**EXERCISE BRIEF**
Give only the number of lines in these records that contain the word "before".

━━━━━ EXTRACTED RECORDS

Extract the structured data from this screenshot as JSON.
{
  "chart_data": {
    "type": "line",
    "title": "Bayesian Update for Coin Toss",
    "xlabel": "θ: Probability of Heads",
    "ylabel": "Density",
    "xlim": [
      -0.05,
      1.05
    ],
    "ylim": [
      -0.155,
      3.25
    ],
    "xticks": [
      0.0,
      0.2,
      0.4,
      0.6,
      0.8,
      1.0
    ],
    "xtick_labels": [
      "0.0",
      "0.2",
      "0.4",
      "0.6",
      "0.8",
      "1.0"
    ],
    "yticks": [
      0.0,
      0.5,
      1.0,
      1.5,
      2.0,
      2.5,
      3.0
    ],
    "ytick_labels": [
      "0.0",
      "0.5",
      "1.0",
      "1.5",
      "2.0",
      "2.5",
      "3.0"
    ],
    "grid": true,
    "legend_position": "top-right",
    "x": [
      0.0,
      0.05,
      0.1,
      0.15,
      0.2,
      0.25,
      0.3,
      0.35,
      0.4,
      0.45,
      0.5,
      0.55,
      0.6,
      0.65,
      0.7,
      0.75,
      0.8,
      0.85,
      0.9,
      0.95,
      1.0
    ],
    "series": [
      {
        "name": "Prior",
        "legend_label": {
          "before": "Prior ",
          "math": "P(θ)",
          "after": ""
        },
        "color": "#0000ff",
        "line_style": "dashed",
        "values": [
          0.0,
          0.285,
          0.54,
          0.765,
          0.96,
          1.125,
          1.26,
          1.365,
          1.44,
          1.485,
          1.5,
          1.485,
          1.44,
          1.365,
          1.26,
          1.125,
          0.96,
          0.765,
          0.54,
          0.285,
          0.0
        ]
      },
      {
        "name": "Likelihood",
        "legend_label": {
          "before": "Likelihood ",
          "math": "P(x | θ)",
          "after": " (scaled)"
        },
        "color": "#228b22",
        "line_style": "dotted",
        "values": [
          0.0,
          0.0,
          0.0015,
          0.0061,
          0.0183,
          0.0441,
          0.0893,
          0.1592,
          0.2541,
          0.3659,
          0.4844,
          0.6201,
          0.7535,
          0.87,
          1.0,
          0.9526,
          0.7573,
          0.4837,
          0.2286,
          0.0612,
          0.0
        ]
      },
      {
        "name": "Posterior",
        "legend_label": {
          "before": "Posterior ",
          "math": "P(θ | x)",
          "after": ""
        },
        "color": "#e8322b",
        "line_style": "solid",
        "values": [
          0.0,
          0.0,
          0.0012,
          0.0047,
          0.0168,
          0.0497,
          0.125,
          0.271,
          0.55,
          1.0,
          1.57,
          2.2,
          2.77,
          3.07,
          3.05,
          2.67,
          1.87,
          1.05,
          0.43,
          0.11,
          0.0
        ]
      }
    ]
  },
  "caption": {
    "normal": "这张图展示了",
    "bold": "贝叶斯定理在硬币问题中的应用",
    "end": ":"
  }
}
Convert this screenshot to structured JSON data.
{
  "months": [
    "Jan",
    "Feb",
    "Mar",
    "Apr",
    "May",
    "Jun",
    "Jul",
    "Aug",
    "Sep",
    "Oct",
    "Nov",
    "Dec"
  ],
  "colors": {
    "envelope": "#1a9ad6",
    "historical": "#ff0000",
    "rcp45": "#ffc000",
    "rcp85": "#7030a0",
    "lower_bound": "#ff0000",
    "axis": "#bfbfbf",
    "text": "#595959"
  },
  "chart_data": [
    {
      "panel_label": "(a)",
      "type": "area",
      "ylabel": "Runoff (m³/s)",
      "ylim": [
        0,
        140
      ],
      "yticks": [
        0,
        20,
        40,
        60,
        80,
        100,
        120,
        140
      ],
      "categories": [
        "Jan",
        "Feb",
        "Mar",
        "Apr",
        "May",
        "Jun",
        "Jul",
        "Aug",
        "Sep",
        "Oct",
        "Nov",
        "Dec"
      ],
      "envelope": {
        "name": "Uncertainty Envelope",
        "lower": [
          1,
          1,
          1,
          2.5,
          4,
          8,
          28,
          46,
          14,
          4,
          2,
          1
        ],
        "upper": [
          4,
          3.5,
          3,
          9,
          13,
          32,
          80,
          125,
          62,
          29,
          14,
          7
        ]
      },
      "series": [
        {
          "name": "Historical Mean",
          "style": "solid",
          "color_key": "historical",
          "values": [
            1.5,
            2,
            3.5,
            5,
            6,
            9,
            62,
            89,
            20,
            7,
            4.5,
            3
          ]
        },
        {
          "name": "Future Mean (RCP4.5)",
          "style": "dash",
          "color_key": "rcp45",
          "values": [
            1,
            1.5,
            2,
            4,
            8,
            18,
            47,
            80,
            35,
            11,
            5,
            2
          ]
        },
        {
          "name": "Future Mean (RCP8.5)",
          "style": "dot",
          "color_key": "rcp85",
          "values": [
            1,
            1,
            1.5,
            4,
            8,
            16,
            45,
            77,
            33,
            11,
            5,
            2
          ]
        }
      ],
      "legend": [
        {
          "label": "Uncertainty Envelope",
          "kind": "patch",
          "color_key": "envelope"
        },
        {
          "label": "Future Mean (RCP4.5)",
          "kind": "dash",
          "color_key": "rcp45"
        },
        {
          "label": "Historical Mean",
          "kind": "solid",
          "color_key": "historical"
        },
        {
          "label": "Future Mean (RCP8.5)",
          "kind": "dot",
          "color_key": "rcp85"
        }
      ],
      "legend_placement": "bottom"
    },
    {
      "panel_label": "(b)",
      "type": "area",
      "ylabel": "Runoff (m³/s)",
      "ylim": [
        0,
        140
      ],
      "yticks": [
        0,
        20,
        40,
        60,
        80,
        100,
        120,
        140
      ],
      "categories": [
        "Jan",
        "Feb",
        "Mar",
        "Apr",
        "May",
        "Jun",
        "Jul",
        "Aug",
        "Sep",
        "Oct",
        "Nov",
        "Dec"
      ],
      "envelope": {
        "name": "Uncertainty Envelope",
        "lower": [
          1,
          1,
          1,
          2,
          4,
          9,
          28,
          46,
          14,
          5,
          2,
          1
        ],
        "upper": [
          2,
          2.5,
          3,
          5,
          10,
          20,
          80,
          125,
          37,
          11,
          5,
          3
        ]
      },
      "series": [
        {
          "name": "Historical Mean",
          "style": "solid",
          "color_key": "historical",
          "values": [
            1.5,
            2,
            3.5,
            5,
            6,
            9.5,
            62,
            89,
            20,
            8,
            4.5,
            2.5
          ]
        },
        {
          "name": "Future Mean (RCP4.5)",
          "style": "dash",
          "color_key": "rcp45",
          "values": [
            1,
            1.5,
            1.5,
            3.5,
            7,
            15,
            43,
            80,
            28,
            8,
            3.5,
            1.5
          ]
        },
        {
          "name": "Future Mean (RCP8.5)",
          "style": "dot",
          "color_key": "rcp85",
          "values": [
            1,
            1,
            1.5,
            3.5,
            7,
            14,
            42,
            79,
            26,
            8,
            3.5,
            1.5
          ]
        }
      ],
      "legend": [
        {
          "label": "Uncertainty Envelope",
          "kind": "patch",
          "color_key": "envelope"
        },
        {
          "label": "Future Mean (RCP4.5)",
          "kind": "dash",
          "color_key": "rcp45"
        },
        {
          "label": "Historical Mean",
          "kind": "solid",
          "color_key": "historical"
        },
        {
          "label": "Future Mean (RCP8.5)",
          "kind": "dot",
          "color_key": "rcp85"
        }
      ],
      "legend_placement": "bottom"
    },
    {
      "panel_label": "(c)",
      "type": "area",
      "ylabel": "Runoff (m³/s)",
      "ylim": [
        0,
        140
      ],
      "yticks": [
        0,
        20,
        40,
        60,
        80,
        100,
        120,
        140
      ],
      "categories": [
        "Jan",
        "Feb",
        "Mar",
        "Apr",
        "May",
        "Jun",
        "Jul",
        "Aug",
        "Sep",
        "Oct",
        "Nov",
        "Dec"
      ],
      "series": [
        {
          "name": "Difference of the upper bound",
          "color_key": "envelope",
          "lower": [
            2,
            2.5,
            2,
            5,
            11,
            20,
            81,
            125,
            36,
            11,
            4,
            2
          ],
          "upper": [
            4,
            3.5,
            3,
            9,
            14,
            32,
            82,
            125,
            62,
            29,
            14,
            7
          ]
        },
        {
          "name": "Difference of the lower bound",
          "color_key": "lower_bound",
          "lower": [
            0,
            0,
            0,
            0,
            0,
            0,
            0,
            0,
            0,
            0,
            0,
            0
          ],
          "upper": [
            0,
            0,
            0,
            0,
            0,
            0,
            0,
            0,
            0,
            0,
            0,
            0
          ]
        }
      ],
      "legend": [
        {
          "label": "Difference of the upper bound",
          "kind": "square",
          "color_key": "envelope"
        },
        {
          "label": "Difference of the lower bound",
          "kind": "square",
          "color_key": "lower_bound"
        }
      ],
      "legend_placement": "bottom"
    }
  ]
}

━━━━━━━━━━

**EXERCISE RESPONSE**
3